◆ What you should do ◆
Whenever a line below holds the word "исследовании", copy that line.

Collected data
-------
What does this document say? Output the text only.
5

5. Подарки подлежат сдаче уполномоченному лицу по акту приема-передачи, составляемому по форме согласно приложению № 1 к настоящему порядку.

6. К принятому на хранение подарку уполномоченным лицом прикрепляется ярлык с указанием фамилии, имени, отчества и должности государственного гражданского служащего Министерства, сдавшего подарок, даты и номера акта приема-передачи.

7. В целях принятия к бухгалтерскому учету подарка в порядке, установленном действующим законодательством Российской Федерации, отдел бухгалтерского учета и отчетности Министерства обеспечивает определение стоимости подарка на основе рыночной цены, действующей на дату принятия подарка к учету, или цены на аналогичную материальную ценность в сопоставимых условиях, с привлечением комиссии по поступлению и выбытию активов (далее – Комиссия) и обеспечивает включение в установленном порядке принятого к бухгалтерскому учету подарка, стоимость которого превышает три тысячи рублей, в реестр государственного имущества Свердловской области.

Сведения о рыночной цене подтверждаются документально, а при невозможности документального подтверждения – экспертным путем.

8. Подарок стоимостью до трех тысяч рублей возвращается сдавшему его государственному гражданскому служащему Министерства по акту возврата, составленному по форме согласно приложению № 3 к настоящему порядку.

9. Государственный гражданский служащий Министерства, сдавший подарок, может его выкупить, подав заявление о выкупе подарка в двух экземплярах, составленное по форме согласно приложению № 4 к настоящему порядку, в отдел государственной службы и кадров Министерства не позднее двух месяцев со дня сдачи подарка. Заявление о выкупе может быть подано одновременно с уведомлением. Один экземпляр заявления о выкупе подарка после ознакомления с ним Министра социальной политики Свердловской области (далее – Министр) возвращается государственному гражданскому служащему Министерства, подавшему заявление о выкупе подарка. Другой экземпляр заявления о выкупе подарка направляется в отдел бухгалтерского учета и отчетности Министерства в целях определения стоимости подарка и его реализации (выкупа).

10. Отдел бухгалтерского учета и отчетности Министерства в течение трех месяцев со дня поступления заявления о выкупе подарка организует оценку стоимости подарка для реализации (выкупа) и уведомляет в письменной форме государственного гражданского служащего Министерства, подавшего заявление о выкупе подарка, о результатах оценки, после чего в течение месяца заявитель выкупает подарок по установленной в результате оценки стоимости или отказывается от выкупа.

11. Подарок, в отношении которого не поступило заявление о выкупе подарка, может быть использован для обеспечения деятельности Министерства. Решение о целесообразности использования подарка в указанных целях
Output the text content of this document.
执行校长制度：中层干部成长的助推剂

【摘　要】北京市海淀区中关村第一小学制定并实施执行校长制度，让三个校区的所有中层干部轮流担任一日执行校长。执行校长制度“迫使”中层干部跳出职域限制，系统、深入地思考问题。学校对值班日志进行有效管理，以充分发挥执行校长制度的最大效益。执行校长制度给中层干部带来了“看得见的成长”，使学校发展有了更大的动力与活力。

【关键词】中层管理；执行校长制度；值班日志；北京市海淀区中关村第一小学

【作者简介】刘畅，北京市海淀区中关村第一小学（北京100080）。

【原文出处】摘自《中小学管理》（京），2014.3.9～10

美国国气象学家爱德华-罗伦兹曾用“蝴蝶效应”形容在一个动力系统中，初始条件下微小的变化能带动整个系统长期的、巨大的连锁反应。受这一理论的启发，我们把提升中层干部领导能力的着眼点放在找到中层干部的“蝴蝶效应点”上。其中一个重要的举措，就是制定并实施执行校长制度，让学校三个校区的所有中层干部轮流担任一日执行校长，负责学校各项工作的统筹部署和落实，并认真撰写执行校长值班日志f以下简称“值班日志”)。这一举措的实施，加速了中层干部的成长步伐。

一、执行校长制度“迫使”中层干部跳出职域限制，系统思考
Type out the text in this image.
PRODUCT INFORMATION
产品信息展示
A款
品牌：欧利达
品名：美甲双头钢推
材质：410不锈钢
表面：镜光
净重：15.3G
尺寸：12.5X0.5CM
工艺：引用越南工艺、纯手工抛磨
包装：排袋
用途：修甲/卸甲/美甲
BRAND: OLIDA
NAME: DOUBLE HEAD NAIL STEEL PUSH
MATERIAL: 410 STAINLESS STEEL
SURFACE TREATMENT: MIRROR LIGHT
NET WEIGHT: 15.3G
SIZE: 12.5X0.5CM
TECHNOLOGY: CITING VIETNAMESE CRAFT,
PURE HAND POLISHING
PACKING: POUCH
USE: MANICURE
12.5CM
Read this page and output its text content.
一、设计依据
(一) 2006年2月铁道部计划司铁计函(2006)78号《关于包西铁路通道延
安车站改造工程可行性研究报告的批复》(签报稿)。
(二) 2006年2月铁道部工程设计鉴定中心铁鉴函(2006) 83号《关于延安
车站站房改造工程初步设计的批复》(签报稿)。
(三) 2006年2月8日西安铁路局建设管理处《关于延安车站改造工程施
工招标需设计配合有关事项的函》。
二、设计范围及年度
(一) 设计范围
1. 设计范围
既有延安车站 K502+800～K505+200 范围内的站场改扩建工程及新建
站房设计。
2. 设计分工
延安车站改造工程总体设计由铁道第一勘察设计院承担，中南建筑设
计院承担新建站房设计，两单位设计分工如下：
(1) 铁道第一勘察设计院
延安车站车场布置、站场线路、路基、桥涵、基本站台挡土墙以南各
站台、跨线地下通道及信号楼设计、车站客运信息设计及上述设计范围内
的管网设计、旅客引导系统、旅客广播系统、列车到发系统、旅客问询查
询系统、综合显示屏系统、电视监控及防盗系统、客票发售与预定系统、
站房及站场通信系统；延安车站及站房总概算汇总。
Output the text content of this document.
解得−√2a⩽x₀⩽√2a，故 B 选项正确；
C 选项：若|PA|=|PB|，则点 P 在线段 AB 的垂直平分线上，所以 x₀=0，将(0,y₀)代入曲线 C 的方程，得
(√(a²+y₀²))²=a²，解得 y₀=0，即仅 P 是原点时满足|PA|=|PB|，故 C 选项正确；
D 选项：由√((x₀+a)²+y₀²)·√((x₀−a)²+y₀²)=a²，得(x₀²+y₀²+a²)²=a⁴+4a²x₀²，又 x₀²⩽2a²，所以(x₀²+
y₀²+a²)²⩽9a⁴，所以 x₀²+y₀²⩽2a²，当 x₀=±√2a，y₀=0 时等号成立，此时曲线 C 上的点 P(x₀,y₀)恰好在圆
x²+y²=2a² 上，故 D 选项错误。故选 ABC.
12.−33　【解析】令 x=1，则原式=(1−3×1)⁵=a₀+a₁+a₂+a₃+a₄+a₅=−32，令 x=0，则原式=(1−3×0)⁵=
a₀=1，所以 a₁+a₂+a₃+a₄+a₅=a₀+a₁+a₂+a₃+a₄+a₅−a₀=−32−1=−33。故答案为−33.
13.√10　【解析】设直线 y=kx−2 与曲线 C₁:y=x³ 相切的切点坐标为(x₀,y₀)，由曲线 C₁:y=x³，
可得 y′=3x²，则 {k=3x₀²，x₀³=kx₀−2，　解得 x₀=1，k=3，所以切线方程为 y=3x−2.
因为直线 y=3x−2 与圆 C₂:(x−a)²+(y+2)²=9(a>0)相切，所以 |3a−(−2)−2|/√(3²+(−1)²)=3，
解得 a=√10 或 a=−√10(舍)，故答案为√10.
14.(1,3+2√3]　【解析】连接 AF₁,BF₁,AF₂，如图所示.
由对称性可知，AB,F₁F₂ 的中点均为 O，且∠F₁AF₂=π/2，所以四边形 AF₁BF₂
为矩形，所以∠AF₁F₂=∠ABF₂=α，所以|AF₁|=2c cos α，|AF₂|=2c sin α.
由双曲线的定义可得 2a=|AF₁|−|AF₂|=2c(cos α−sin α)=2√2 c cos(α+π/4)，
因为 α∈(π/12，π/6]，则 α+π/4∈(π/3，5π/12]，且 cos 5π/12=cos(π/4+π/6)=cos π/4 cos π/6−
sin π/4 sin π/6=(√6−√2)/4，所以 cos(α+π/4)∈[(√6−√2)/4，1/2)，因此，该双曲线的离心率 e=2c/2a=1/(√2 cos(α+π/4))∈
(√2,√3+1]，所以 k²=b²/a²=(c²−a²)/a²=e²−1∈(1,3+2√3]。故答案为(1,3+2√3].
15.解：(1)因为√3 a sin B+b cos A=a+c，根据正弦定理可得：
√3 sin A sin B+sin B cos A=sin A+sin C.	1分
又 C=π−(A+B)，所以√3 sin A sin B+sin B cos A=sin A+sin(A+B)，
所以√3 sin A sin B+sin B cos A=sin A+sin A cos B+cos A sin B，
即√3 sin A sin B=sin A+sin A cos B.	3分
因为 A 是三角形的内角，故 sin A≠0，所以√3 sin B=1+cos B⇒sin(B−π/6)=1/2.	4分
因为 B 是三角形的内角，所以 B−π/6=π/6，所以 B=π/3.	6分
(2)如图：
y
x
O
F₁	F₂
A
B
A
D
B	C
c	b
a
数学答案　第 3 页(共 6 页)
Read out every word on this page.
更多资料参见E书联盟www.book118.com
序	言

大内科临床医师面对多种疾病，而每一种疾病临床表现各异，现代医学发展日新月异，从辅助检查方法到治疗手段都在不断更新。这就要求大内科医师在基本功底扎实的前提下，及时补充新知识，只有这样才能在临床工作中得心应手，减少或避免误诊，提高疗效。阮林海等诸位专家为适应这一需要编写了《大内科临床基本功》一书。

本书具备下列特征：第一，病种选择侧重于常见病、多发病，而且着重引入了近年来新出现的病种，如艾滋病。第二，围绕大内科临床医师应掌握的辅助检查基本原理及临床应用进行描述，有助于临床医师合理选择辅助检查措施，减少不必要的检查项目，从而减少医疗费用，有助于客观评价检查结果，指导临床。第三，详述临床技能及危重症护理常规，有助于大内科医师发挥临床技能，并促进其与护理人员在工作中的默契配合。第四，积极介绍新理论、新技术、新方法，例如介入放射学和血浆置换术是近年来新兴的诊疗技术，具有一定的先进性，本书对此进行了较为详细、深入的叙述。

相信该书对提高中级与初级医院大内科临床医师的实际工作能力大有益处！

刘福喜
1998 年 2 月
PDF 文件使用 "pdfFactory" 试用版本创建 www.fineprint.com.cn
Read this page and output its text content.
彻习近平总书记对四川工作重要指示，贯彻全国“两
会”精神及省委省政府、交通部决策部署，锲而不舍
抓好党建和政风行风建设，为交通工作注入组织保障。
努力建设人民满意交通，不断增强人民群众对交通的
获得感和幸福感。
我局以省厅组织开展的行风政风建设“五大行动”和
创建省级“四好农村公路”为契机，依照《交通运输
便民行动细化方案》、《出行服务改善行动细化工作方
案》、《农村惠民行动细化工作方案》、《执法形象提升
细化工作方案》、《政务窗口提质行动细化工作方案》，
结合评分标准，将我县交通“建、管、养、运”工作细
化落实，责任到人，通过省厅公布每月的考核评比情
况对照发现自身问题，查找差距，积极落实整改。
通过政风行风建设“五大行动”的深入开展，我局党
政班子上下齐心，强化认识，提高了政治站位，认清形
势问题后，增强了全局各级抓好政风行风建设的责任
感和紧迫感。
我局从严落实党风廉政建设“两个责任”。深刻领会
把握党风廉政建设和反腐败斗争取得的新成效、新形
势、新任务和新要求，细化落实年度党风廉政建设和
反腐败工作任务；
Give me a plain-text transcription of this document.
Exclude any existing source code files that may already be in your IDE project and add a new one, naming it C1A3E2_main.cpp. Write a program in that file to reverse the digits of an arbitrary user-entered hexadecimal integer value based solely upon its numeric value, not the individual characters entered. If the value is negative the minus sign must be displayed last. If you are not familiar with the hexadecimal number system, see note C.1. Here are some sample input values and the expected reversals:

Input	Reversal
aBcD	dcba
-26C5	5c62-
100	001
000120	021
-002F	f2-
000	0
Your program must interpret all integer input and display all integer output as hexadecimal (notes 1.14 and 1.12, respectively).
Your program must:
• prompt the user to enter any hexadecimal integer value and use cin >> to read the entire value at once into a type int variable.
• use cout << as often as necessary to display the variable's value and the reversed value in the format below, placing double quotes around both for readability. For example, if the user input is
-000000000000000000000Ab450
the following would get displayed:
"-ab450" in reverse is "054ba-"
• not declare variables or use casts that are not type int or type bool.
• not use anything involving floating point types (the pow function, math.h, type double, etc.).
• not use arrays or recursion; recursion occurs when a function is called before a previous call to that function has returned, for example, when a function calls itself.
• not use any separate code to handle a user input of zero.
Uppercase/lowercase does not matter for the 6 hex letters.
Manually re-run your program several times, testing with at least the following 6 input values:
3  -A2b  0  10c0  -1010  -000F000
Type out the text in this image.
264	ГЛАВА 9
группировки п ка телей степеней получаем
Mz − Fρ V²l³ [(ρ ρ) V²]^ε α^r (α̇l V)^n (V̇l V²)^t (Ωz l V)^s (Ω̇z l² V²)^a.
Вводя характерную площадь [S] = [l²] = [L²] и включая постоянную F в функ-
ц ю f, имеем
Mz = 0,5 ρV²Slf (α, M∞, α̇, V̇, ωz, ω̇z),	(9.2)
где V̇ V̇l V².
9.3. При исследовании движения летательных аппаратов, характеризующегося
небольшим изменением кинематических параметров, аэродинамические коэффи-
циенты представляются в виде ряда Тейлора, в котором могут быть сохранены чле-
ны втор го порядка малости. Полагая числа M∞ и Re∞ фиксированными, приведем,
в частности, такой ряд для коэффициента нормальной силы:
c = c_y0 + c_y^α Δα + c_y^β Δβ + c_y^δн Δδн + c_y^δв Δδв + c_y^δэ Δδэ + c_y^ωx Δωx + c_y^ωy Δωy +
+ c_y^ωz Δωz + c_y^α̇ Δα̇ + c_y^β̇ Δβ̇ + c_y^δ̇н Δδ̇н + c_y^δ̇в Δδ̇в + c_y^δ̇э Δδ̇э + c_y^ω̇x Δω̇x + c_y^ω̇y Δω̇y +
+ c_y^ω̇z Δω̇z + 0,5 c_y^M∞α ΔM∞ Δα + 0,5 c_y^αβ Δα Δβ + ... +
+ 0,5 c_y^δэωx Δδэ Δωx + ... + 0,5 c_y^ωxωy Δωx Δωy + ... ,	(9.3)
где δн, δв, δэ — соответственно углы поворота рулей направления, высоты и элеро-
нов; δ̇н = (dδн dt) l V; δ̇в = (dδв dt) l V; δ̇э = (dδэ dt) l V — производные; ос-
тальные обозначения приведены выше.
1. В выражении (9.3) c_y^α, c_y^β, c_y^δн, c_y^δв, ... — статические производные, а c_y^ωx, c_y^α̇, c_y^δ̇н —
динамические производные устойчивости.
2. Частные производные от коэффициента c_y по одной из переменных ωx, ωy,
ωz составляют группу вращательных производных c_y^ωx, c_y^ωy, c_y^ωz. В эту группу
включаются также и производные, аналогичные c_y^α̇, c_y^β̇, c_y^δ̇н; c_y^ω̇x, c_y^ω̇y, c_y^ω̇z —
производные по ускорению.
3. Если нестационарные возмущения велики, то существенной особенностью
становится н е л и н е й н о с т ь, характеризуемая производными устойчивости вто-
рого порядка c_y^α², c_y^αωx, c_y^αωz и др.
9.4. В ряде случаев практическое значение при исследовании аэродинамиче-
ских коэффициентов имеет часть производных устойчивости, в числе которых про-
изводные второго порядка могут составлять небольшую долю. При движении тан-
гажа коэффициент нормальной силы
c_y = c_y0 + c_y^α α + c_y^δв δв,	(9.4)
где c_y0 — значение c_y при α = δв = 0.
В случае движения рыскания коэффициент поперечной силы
-------
◆ Problem solution ◆
9.3. При исследовании движения летательных аппаратов, характеризующегося
9.4. В ряде случаев практическое значение при исследовании аэродинамиче-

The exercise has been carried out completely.